[Dataset records]

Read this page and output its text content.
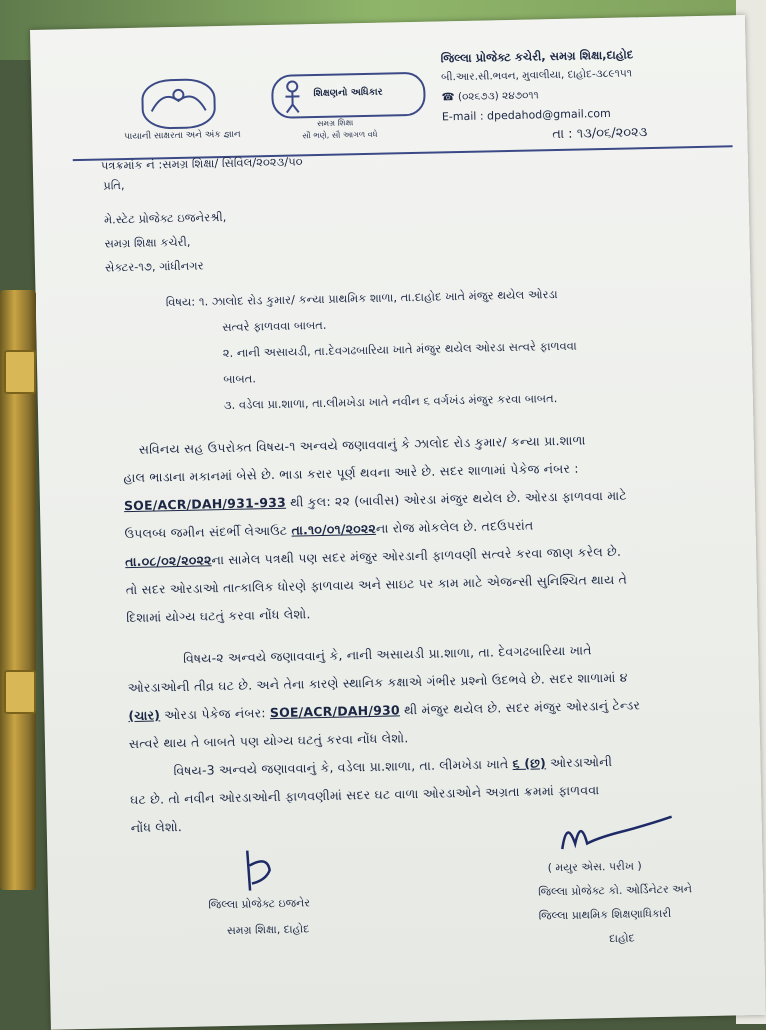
પાયાની સાક્ષરતા અને અંક જ્ઞાન
શિક્ષણનો અધિકાર
સમગ્ર શિક્ષા
સૌ ભણે, સૌ આગળ વધે
જિલ્લા પ્રોજેક્ટ કચેરી, સમગ્ર શિક્ષા,દાહોદ
બી.આર.સી.ભવન, મુવાલીયા, દાહોદ-૩૮૯૧૫૧
☎ (૦૨૬૭૩) ૨૪૭૦૧૧
E-mail : dpedahod@gmail.com
તા : ૧૩/૦૬/૨૦૨૩
પત્રક્રમાંક નં :સમગ્ર શિક્ષા/ સિવિલ/૨૦૨૩/૫૦
પ્રતિ,
મે.સ્ટેટ પ્રોજેક્ટ ઇજનેરશ્રી,
સમગ્ર શિક્ષા કચેરી,
સેક્ટર-૧૭, ગાંધીનગર
વિષય: ૧. ઝાલોદ રોડ કુમાર/ કન્યા પ્રાથમિક શાળા, તા.દાહોદ ખાતે મંજુર થયેલ ઓરડા
સત્વરે ફાળવવા બાબત.
૨. નાની અસાયડી, તા.દેવગઢબારિયા ખાતે મંજુર થયેલ ઓરડા સત્વરે ફાળવવા
બાબત.
૩. વડેલા પ્રા.શાળા, તા.લીમખેડા ખાતે નવીન ૬ વર્ગખંડ મંજુર કરવા બાબત.
સવિનય સહ ઉપરોક્ત વિષય-૧ અન્વયે જણાવવાનું કે ઝાલોદ રોડ કુમાર/ કન્યા પ્રા.શાળા
હાલ ભાડાના મકાનમાં બેસે છે. ભાડા કરાર પૂર્ણ થવના આરે છે. સદર શાળામાં પેકેજ નંબર :
SOE/ACR/DAH/931-933 થી કુલ: ૨૨ (બાવીસ) ઓરડા મંજુર થયેલ છે. ઓરડા ફાળવવા માટે
ઉપલબ્ધ જમીન સંદર્ભી લેઆઉટ તા.૧૦/૦૧/૨૦૨૨ના રોજ મોકલેલ છે. તદઉપરાંત
તા.૦૮/૦૨/૨૦૨૨ના સામેલ પત્રથી પણ સદર મંજુર ઓરડાની ફાળવણી સત્વરે કરવા જાણ કરેલ છે.
તો સદર ઓરડાઓ તાત્કાલિક ધોરણે ફાળવાય અને સાઇટ પર કામ માટે એજન્સી સુનિશ્ચિત થાય તે
દિશામાં યોગ્ય ઘટતું કરવા નોંધ લેશો.
વિષય-૨ અન્વયે જણાવવાનું કે, નાની અસાયડી પ્રા.શાળા, તા. દેવગઢબારિયા ખાતે
ઓરડાઓની તીવ્ર ઘટ છે. અને તેના કારણે સ્થાનિક કક્ષાએ ગંભીર પ્રશ્નો ઉદભવે છે. સદર શાળામાં ૪
(ચાર) ઓરડા પેકેજ નંબર: SOE/ACR/DAH/930 થી મંજુર થયેલ છે. સદર મંજુર ઓરડાનું ટેન્ડર
સત્વરે થાય તે બાબતે પણ યોગ્ય ઘટતું કરવા નોંધ લેશો.
વિષય-3 અન્વયે જણાવવાનું કે, વડેલા પ્રા.શાળા, તા. લીમખેડા ખાતે ૬ (છ) ઓરડાઓની
ઘટ છે. તો નવીન ઓરડાઓની ફાળવણીમાં સદર ઘટ વાળા ઓરડાઓને અગ્રતા ક્રમમાં ફાળવવા
નોંધ લેશો.
જિલ્લા પ્રોજેક્ટ ઇજનેર
સમગ્ર શિક્ષા, દાહોદ
( મયુર એસ. પરીખ )
જિલ્લા પ્રોજેક્ટ કો. ઓર્ડિનેટર અને
જિલ્લા પ્રાથમિક શિક્ષણાધિકારી
દાહોદ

[What the task asks]
Reproduce the entries above exactly. Do not include the images.

[Answer]
Read this page and output its text content.
પાયાની સાક્ષરતા અને અંક જ્ઞાન
શિક્ષણનો અધિકાર
સમગ્ર શિક્ષા
સૌ ભણે, સૌ આગળ વધે
જિલ્લા પ્રોજેક્ટ કચેરી, સમગ્ર શિક્ષા,દાહોદ
બી.આર.સી.ભવન, મુવાલીયા, દાહોદ-૩૮૯૧૫૧
☎ (૦૨૬૭૩) ૨૪૭૦૧૧
E-mail : dpedahod@gmail.com
તા : ૧૩/૦૬/૨૦૨૩
પત્રક્રમાંક નં :સમગ્ર શિક્ષા/ સિવિલ/૨૦૨૩/૫૦
પ્રતિ,
મે.સ્ટેટ પ્રોજેક્ટ ઇજનેરશ્રી,
સમગ્ર શિક્ષા કચેરી,
સેક્ટર-૧૭, ગાંધીનગર
વિષય: ૧. ઝાલોદ રોડ કુમાર/ કન્યા પ્રાથમિક શાળા, તા.દાહોદ ખાતે મંજુર થયેલ ઓરડા
સત્વરે ફાળવવા બાબત.
૨. નાની અસાયડી, તા.દેવગઢબારિયા ખાતે મંજુર થયેલ ઓરડા સત્વરે ફાળવવા
બાબત.
૩. વડેલા પ્રા.શાળા, તા.લીમખેડા ખાતે નવીન ૬ વર્ગખંડ મંજુર કરવા બાબત.
સવિનય સહ ઉપરોક્ત વિષય-૧ અન્વયે જણાવવાનું કે ઝાલોદ રોડ કુમાર/ કન્યા પ્રા.શાળા
હાલ ભાડાના મકાનમાં બેસે છે. ભાડા કરાર પૂર્ણ થવના આરે છે. સદર શાળામાં પેકેજ નંબર :
SOE/ACR/DAH/931-933 થી કુલ: ૨૨ (બાવીસ) ઓરડા મંજુર થયેલ છે. ઓરડા ફાળવવા માટે
ઉપલબ્ધ જમીન સંદર્ભી લેઆઉટ તા.૧૦/૦૧/૨૦૨૨ના રોજ મોકલેલ છે. તદઉપરાંત
તા.૦૮/૦૨/૨૦૨૨ના સામેલ પત્રથી પણ સદર મંજુર ઓરડાની ફાળવણી સત્વરે કરવા જાણ કરેલ છે.
તો સદર ઓરડાઓ તાત્કાલિક ધોરણે ફાળવાય અને સાઇટ પર કામ માટે એજન્સી સુનિશ્ચિત થાય તે
દિશામાં યોગ્ય ઘટતું કરવા નોંધ લેશો.
વિષય-૨ અન્વયે જણાવવાનું કે, નાની અસાયડી પ્રા.શાળા, તા. દેવગઢબારિયા ખાતે
ઓરડાઓની તીવ્ર ઘટ છે. અને તેના કારણે સ્થાનિક કક્ષાએ ગંભીર પ્રશ્નો ઉદભવે છે. સદર શાળામાં ૪
(ચાર) ઓરડા પેકેજ નંબર: SOE/ACR/DAH/930 થી મંજુર થયેલ છે. સદર મંજુર ઓરડાનું ટેન્ડર
સત્વરે થાય તે બાબતે પણ યોગ્ય ઘટતું કરવા નોંધ લેશો.
વિષય-3 અન્વયે જણાવવાનું કે, વડેલા પ્રા.શાળા, તા. લીમખેડા ખાતે ૬ (છ) ઓરડાઓની
ઘટ છે. તો નવીન ઓરડાઓની ફાળવણીમાં સદર ઘટ વાળા ઓરડાઓને અગ્રતા ક્રમમાં ફાળવવા
નોંધ લેશો.
જિલ્લા પ્રોજેક્ટ ઇજનેર
સમગ્ર શિક્ષા, દાહોદ
( મયુર એસ. પરીખ )
જિલ્લા પ્રોજેક્ટ કો. ઓર્ડિનેટર અને
જિલ્લા પ્રાથમિક શિક્ષણાધિકારી
દાહોદ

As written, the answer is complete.